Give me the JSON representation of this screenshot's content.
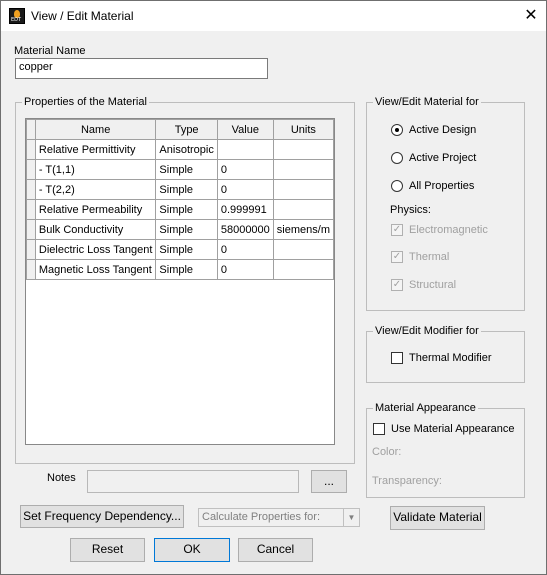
{
  "window": {
    "title": "View / Edit Material",
    "close_glyph": "✕",
    "icon_text": "EDT"
  },
  "material_name": {
    "label": "Material Name",
    "value": "copper"
  },
  "properties": {
    "legend": "Properties of the Material",
    "columns": [
      "Name",
      "Type",
      "Value",
      "Units"
    ],
    "rows": [
      {
        "name": "Relative Permittivity",
        "type": "Anisotropic",
        "value": "",
        "units": ""
      },
      {
        "name": "- T(1,1)",
        "type": "Simple",
        "value": "0",
        "units": ""
      },
      {
        "name": "- T(2,2)",
        "type": "Simple",
        "value": "0",
        "units": ""
      },
      {
        "name": "Relative Permeability",
        "type": "Simple",
        "value": "0.999991",
        "units": ""
      },
      {
        "name": "Bulk Conductivity",
        "type": "Simple",
        "value": "58000000",
        "units": "siemens/m"
      },
      {
        "name": "Dielectric Loss Tangent",
        "type": "Simple",
        "value": "0",
        "units": ""
      },
      {
        "name": "Magnetic Loss Tangent",
        "type": "Simple",
        "value": "0",
        "units": ""
      }
    ]
  },
  "view_edit_for": {
    "legend": "View/Edit Material for",
    "options": [
      {
        "label": "Active Design",
        "selected": true
      },
      {
        "label": "Active Project",
        "selected": false
      },
      {
        "label": "All Properties",
        "selected": false
      }
    ],
    "physics_label": "Physics:",
    "physics": [
      {
        "label": "Electromagnetic",
        "checked": true
      },
      {
        "label": "Thermal",
        "checked": true
      },
      {
        "label": "Structural",
        "checked": true
      }
    ]
  },
  "modifier": {
    "legend": "View/Edit Modifier for",
    "thermal_modifier_label": "Thermal Modifier"
  },
  "appearance": {
    "legend": "Material Appearance",
    "use_label": "Use Material Appearance",
    "color_label": "Color:",
    "transparency_label": "Transparency:"
  },
  "notes": {
    "label": "Notes",
    "value": "",
    "browse_label": "..."
  },
  "buttons": {
    "set_frequency": "Set Frequency Dependency...",
    "calculate_for": "Calculate Properties for:",
    "validate": "Validate Material",
    "reset": "Reset",
    "ok": "OK",
    "cancel": "Cancel"
  }
}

What this task involves:
Looking at the data above, show all lines where the word "Thermal" occurs.

Solution for this exercise:
        "label": "Thermal",
    "thermal_modifier_label": "Thermal Modifier"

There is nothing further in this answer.